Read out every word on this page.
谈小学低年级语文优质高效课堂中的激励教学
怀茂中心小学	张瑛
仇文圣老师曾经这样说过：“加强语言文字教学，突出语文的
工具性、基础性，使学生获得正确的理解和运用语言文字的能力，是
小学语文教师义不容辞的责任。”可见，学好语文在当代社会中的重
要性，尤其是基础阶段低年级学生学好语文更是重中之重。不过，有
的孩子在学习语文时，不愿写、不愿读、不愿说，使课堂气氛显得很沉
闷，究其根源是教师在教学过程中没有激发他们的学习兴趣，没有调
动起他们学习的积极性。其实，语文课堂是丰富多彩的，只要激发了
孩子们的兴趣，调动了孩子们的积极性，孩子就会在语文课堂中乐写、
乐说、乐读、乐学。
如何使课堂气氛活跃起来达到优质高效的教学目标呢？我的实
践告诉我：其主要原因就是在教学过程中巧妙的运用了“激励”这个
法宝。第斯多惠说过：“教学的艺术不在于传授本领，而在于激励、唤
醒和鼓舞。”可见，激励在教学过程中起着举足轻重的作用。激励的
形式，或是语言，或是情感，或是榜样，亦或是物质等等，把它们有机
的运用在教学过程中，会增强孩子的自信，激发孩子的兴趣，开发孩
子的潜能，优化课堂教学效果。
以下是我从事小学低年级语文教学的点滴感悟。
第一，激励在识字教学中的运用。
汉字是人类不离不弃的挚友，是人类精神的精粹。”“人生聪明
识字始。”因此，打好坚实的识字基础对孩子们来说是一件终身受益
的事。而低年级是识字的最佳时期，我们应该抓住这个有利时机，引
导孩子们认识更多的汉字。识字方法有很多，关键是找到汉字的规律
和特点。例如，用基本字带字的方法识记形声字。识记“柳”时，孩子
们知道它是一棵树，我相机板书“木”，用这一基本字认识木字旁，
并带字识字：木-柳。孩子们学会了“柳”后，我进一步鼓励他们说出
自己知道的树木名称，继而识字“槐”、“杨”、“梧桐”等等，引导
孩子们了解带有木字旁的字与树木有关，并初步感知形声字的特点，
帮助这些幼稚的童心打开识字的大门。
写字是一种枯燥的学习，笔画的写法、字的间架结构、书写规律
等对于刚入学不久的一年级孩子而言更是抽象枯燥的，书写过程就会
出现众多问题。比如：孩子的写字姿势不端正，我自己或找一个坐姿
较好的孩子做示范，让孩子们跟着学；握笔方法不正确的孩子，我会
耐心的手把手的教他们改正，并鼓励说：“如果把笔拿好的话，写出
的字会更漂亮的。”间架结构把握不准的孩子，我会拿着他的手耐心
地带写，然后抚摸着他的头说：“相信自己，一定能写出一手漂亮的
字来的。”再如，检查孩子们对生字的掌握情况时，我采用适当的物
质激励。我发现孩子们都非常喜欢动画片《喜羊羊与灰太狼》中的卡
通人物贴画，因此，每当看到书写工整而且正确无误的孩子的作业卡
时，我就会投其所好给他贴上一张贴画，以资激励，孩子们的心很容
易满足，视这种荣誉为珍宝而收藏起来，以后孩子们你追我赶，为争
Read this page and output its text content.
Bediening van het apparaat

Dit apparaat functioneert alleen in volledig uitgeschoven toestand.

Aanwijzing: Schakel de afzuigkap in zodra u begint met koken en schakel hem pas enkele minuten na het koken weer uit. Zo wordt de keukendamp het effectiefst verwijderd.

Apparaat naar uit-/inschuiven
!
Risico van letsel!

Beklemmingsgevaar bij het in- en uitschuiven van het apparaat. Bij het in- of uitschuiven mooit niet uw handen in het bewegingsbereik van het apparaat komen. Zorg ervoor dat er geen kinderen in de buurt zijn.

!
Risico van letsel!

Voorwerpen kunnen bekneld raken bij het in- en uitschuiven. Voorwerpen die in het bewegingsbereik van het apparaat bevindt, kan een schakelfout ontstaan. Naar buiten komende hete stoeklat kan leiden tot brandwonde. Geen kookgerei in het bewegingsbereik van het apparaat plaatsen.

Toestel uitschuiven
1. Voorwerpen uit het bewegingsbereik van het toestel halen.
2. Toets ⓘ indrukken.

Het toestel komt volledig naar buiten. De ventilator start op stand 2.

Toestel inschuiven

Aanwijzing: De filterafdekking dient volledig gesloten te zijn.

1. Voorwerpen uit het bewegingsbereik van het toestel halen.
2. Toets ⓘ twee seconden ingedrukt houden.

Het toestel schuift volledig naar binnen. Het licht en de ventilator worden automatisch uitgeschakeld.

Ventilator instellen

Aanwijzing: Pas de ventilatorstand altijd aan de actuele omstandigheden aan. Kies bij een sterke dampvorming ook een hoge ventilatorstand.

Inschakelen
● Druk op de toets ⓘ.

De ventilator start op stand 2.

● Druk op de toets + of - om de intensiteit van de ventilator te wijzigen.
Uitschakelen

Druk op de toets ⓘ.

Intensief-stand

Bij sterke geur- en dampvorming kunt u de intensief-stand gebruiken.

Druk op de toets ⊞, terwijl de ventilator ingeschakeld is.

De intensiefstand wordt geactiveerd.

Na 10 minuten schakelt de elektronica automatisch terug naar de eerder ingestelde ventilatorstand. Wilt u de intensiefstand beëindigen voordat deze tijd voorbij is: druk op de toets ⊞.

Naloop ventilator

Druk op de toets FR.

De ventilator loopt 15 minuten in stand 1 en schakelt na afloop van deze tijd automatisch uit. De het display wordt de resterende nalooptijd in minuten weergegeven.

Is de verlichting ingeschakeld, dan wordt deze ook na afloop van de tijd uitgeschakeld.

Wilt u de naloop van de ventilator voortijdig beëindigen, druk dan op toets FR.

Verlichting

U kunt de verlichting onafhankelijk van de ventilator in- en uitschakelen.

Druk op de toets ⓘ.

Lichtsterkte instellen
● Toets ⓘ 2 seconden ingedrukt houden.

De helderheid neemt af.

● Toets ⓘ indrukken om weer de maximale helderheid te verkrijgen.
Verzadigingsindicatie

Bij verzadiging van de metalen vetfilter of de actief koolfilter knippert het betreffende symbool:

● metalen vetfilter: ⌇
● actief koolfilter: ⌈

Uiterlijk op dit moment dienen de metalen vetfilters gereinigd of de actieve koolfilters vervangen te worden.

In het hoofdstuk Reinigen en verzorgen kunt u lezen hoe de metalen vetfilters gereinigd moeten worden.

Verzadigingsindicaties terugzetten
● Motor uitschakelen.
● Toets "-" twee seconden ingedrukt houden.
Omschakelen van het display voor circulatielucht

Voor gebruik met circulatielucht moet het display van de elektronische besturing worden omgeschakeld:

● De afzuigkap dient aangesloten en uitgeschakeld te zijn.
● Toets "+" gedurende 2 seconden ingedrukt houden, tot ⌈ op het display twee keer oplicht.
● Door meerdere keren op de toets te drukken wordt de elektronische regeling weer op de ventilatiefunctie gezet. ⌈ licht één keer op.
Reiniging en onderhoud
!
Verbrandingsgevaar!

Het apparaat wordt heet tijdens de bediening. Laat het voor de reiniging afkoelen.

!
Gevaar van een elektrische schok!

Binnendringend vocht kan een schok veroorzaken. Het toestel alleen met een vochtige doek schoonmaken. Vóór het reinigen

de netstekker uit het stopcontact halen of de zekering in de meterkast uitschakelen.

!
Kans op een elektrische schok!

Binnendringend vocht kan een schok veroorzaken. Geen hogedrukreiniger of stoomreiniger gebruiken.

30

**Your task**
Reproduce the records above exactly as they appear.

**Response**
Read out every word on this page.
谈小学低年级语文优质高效课堂中的激励教学
怀茂中心小学	张瑛
仇文圣老师曾经这样说过：“加强语言文字教学，突出语文的
工具性、基础性，使学生获得正确的理解和运用语言文字的能力，是
小学语文教师义不容辞的责任。”可见，学好语文在当代社会中的重
要性，尤其是基础阶段低年级学生学好语文更是重中之重。不过，有
的孩子在学习语文时，不愿写、不愿读、不愿说，使课堂气氛显得很沉
闷，究其根源是教师在教学过程中没有激发他们的学习兴趣，没有调
动起他们学习的积极性。其实，语文课堂是丰富多彩的，只要激发了
孩子们的兴趣，调动了孩子们的积极性，孩子就会在语文课堂中乐写、
乐说、乐读、乐学。
如何使课堂气氛活跃起来达到优质高效的教学目标呢？我的实
践告诉我：其主要原因就是在教学过程中巧妙的运用了“激励”这个
法宝。第斯多惠说过：“教学的艺术不在于传授本领，而在于激励、唤
醒和鼓舞。”可见，激励在教学过程中起着举足轻重的作用。激励的
形式，或是语言，或是情感，或是榜样，亦或是物质等等，把它们有机
的运用在教学过程中，会增强孩子的自信，激发孩子的兴趣，开发孩
子的潜能，优化课堂教学效果。
以下是我从事小学低年级语文教学的点滴感悟。
第一，激励在识字教学中的运用。
汉字是人类不离不弃的挚友，是人类精神的精粹。”“人生聪明
识字始。”因此，打好坚实的识字基础对孩子们来说是一件终身受益
的事。而低年级是识字的最佳时期，我们应该抓住这个有利时机，引
导孩子们认识更多的汉字。识字方法有很多，关键是找到汉字的规律
和特点。例如，用基本字带字的方法识记形声字。识记“柳”时，孩子
们知道它是一棵树，我相机板书“木”，用这一基本字认识木字旁，
并带字识字：木-柳。孩子们学会了“柳”后，我进一步鼓励他们说出
自己知道的树木名称，继而识字“槐”、“杨”、“梧桐”等等，引导
孩子们了解带有木字旁的字与树木有关，并初步感知形声字的特点，
帮助这些幼稚的童心打开识字的大门。
写字是一种枯燥的学习，笔画的写法、字的间架结构、书写规律
等对于刚入学不久的一年级孩子而言更是抽象枯燥的，书写过程就会
出现众多问题。比如：孩子的写字姿势不端正，我自己或找一个坐姿
较好的孩子做示范，让孩子们跟着学；握笔方法不正确的孩子，我会
耐心的手把手的教他们改正，并鼓励说：“如果把笔拿好的话，写出
的字会更漂亮的。”间架结构把握不准的孩子，我会拿着他的手耐心
地带写，然后抚摸着他的头说：“相信自己，一定能写出一手漂亮的
字来的。”再如，检查孩子们对生字的掌握情况时，我采用适当的物
质激励。我发现孩子们都非常喜欢动画片《喜羊羊与灰太狼》中的卡
通人物贴画，因此，每当看到书写工整而且正确无误的孩子的作业卡
时，我就会投其所好给他贴上一张贴画，以资激励，孩子们的心很容
易满足，视这种荣誉为珍宝而收藏起来，以后孩子们你追我赶，为争
Read this page and output its text content.
Bediening van het apparaat

Dit apparaat functioneert alleen in volledig uitgeschoven toestand.

Aanwijzing: Schakel de afzuigkap in zodra u begint met koken en schakel hem pas enkele minuten na het koken weer uit. Zo wordt de keukendamp het effectiefst verwijderd.

Apparaat naar uit-/inschuiven
!
Risico van letsel!

Beklemmingsgevaar bij het in- en uitschuiven van het apparaat. Bij het in- of uitschuiven mooit niet uw handen in het bewegingsbereik van het apparaat komen. Zorg ervoor dat er geen kinderen in de buurt zijn.

!
Risico van letsel!

Voorwerpen kunnen bekneld raken bij het in- en uitschuiven. Voorwerpen die in het bewegingsbereik van het apparaat bevindt, kan een schakelfout ontstaan. Naar buiten komende hete stoeklat kan leiden tot brandwonde. Geen kookgerei in het bewegingsbereik van het apparaat plaatsen.

Toestel uitschuiven
1. Voorwerpen uit het bewegingsbereik van het toestel halen.
2. Toets ⓘ indrukken.

Het toestel komt volledig naar buiten. De ventilator start op stand 2.

Toestel inschuiven

Aanwijzing: De filterafdekking dient volledig gesloten te zijn.

1. Voorwerpen uit het bewegingsbereik van het toestel halen.
2. Toets ⓘ twee seconden ingedrukt houden.

Het toestel schuift volledig naar binnen. Het licht en de ventilator worden automatisch uitgeschakeld.

Ventilator instellen

Aanwijzing: Pas de ventilatorstand altijd aan de actuele omstandigheden aan. Kies bij een sterke dampvorming ook een hoge ventilatorstand.

Inschakelen
● Druk op de toets ⓘ.

De ventilator start op stand 2.

● Druk op de toets + of - om de intensiteit van de ventilator te wijzigen.
Uitschakelen

Druk op de toets ⓘ.

Intensief-stand

Bij sterke geur- en dampvorming kunt u de intensief-stand gebruiken.

Druk op de toets ⊞, terwijl de ventilator ingeschakeld is.

De intensiefstand wordt geactiveerd.

Na 10 minuten schakelt de elektronica automatisch terug naar de eerder ingestelde ventilatorstand. Wilt u de intensiefstand beëindigen voordat deze tijd voorbij is: druk op de toets ⊞.

Naloop ventilator

Druk op de toets FR.

De ventilator loopt 15 minuten in stand 1 en schakelt na afloop van deze tijd automatisch uit. De het display wordt de resterende nalooptijd in minuten weergegeven.

Is de verlichting ingeschakeld, dan wordt deze ook na afloop van de tijd uitgeschakeld.

Wilt u de naloop van de ventilator voortijdig beëindigen, druk dan op toets FR.

Verlichting

U kunt de verlichting onafhankelijk van de ventilator in- en uitschakelen.

Druk op de toets ⓘ.

Lichtsterkte instellen
● Toets ⓘ 2 seconden ingedrukt houden.

De helderheid neemt af.

● Toets ⓘ indrukken om weer de maximale helderheid te verkrijgen.
Verzadigingsindicatie

Bij verzadiging van de metalen vetfilter of de actief koolfilter knippert het betreffende symbool:

● metalen vetfilter: ⌇
● actief koolfilter: ⌈

Uiterlijk op dit moment dienen de metalen vetfilters gereinigd of de actieve koolfilters vervangen te worden.

In het hoofdstuk Reinigen en verzorgen kunt u lezen hoe de metalen vetfilters gereinigd moeten worden.

Verzadigingsindicaties terugzetten
● Motor uitschakelen.
● Toets "-" twee seconden ingedrukt houden.
Omschakelen van het display voor circulatielucht

Voor gebruik met circulatielucht moet het display van de elektronische besturing worden omgeschakeld:

● De afzuigkap dient aangesloten en uitgeschakeld te zijn.
● Toets "+" gedurende 2 seconden ingedrukt houden, tot ⌈ op het display twee keer oplicht.
● Door meerdere keren op de toets te drukken wordt de elektronische regeling weer op de ventilatiefunctie gezet. ⌈ licht één keer op.
Reiniging en onderhoud
!
Verbrandingsgevaar!

Het apparaat wordt heet tijdens de bediening. Laat het voor de reiniging afkoelen.

!
Gevaar van een elektrische schok!

Binnendringend vocht kan een schok veroorzaken. Het toestel alleen met een vochtige doek schoonmaken. Vóór het reinigen

de netstekker uit het stopcontact halen of de zekering in de meterkast uitschakelen.

!
Kans op een elektrische schok!

Binnendringend vocht kan een schok veroorzaken. Geen hogedrukreiniger of stoomreiniger gebruiken.

30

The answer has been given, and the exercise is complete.